Exercício proposto 1: Extrai do texto sobre as instalações domésticas o trecho que vai de "1. Equilíbrio entre" a "na nossa habitação.", sem mudar nada.

#### Excerto escolhido

1. Equilíbrio entre o bem-habitar e a temática geral das instalações domésticas
Em primeiro
lugar há que apontar que aqui nos dedicamos a esta reflexão sobre o que pode e
deve ser uma boa integração doméstica das variadas instalações que servem os
espaços que habitamos, apropriamos e cuidamos/arranjamos no dia-a-dia,
considerando-as como uma grande “unidade” de máquinas, tubagens, aparelhos e
elementos funcionais e decorativos (ex., luminárias), que, estando mais ou
menos visíveis ou mais ou menos “embutidos”, têm como função essencial a
garantia de um amplo leque de serviços de apoio à vida diária, à funcionalidade
e ao bem-estar e conforto na nossa habitação.
E no que se
refere ao desenvolvimento desta noção de natural aliança entre
maximização funcional e verdadeiro sentido/carácter doméstico, ou
“domesticidade”, há que a harmonizar, designadamente, contra excessos
funcionalistas gerais e de monofuncionalidade de cada espaço ou compartimento,
pois uma habitação não é uma máquina ou dispositivo mecanizado que nos permite
“habitar”, mas sim, em primeira linha, um remanso de agradabilidade e de
apropriação, capaz de nos “envolver” como um verdadeiro pequeno mundo: um
espaço doméstico sensível, caloroso, diversificado e ricamente apropriável,
servido por dispositivos que lhe garantam extrema funcionalidade; e não o
contrário: uma “máquina” de habitar, que proporcione condições mínimas de
identidade e apropriação e/ou um espaço habitacional excessiva e caracterizadamente
marcado por elementos maquinais e funcionais.
E há que
lembrar que se até em escritórios, equipamentos de saúde e mesmo fábricas se tem
descoberto a importância de um ambiente “domesticado”/humanizado, então nos
pequenos mundos que habitamos o caminho preferencial em termos de
caracterização fica bem evidente.
Nestas
matérias importa, também, sublinhar, desde já, que o que aqui se quer definir
por “instalações” se refere a todo um conjunto de "aparatos"
técnicos, associados a redes técnicas diversas, com especial enfoque nas águas,
esgotos, electricidade, e redes de telecomunicações, que são fundamentais para
o habitar doméstico e cujas ligações ou “pontos” de serviço devem estar
disseminados pelos vários espaços da habitação, proporcionando padrões de uso
das respectivas instalações que devem ser eficazes no sentido das respectivas
utilidades, mas assegurando, simultaneamente:
·
quer um tipo de
serviço caraterizadamente residencial – há, por exemplo, tipologias de máquinas
mais integráveis em ambientes domésticos, e soluções de “calhas técnicas” que
para serem bem aceites num ambiente doméstico devem ser objecto de adequada
integração e mesmo intervenção formal/de aspecto;
·
quer uma máxima
capacidade de adaptabilidade dos respetivos espaços do habitar doméstico a um
significativo leque de usos e a uma ampla diversidade de arranjos de
mobiliário.

########
#### Material fornecido

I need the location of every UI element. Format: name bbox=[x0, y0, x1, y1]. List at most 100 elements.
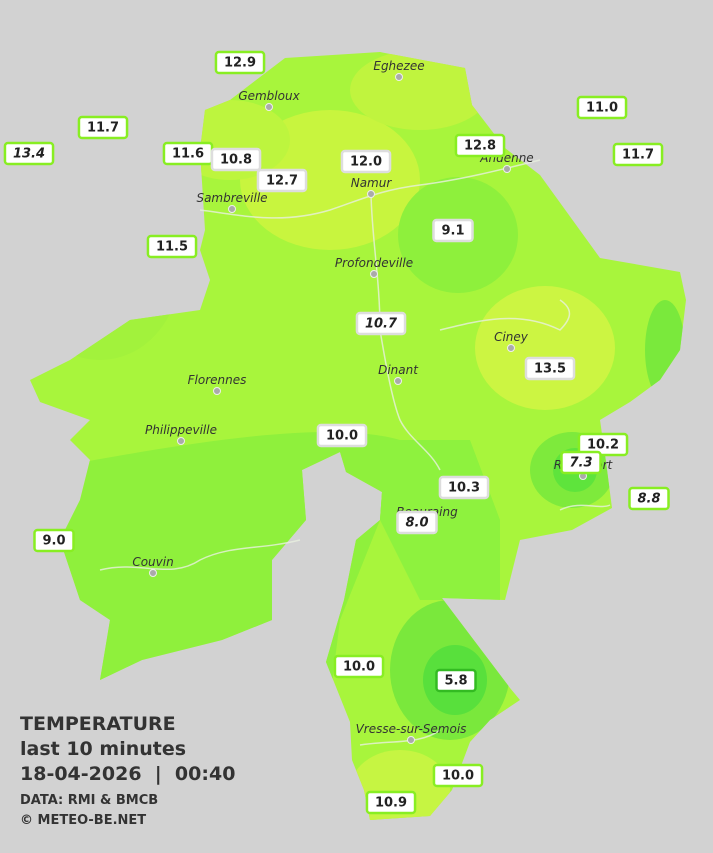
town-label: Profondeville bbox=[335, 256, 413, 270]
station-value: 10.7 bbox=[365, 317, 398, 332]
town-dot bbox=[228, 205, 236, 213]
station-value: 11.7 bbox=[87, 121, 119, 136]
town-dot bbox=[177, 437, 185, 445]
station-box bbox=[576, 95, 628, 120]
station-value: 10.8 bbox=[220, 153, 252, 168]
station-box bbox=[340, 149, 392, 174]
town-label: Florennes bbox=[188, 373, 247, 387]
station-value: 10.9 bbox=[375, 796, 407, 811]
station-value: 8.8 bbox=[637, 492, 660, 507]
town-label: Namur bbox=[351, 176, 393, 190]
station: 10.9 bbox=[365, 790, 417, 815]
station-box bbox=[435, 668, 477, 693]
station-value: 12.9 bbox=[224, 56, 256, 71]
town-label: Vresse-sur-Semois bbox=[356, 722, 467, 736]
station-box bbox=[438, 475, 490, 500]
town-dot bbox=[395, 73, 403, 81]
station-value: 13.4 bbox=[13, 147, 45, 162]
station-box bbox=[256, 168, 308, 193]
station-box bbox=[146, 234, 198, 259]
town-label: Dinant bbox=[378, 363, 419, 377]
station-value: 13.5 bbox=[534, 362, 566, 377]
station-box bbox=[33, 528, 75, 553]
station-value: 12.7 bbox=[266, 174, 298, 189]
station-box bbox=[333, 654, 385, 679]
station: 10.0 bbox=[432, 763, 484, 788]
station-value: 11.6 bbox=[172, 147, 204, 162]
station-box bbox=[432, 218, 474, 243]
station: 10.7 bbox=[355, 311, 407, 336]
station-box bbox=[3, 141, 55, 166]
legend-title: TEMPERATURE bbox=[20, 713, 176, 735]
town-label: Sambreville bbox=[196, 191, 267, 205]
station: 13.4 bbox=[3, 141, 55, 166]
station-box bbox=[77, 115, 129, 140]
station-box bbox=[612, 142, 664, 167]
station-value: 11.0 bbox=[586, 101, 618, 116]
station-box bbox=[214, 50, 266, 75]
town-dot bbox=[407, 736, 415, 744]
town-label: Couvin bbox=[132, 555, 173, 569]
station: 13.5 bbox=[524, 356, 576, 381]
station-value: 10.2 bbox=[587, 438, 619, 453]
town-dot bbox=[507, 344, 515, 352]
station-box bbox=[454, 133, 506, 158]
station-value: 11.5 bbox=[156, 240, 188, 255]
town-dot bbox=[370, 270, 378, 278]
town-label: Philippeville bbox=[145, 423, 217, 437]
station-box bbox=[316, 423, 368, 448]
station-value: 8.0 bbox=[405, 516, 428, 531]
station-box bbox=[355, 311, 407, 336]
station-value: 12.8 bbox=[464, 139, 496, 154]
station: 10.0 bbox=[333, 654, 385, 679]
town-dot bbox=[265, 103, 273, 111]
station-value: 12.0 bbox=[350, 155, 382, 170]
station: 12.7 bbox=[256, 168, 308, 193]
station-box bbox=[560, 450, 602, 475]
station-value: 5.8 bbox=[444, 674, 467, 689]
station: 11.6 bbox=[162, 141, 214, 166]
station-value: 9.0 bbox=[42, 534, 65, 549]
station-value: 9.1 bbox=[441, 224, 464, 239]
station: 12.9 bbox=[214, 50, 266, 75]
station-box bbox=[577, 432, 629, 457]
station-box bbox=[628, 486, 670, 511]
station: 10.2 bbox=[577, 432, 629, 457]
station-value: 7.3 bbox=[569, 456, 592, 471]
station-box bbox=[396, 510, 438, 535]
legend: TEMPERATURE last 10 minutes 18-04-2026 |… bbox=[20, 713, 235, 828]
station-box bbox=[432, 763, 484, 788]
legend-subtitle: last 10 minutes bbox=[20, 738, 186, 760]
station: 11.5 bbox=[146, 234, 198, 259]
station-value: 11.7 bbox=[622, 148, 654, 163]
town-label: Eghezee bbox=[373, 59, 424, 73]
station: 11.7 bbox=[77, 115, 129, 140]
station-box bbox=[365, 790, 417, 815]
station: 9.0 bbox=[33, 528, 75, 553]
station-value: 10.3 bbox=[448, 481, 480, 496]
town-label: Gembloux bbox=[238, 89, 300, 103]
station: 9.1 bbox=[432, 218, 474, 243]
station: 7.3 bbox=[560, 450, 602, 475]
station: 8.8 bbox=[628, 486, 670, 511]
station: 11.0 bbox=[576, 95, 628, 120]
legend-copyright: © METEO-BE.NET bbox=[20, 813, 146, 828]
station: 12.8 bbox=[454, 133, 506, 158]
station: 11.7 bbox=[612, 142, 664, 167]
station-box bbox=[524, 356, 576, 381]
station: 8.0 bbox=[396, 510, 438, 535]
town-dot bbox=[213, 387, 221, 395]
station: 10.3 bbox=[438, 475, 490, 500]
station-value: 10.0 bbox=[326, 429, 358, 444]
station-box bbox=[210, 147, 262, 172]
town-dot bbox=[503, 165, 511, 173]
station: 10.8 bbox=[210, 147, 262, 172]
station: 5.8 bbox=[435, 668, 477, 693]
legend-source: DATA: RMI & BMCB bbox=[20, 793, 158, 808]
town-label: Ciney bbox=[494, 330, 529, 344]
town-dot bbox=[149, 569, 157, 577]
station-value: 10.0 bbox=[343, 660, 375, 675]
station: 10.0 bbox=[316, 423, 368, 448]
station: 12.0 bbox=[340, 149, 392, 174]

########

Exercício proposto 2: Filtra a listagem e copia todas as linhas que tenham a palavra "last". As maiúsculas e minúsculas contam.

Resposta escrita 1:
1. Equilíbrio entre o bem-habitar e a temática geral das instalações domésticas
Em primeiro
lugar há que apontar que aqui nos dedicamos a esta reflexão sobre o que pode e
deve ser uma boa integração doméstica das variadas instalações que servem os
espaços que habitamos, apropriamos e cuidamos/arranjamos no dia-a-dia,
considerando-as como uma grande “unidade” de máquinas, tubagens, aparelhos e
elementos funcionais e decorativos (ex., luminárias), que, estando mais ou
menos visíveis ou mais ou menos “embutidos”, têm como função essencial a
garantia de um amplo leque de serviços de apoio à vida diária, à funcionalidade
e ao bem-estar e conforto na nossa habitação.

Resposta escrita 2:
legend: TEMPERATURE last 10 minutes 18-04-2026 |… bbox=[20, 713, 235, 828]
legend-subtitle: last 10 minutes bbox=[20, 738, 186, 760]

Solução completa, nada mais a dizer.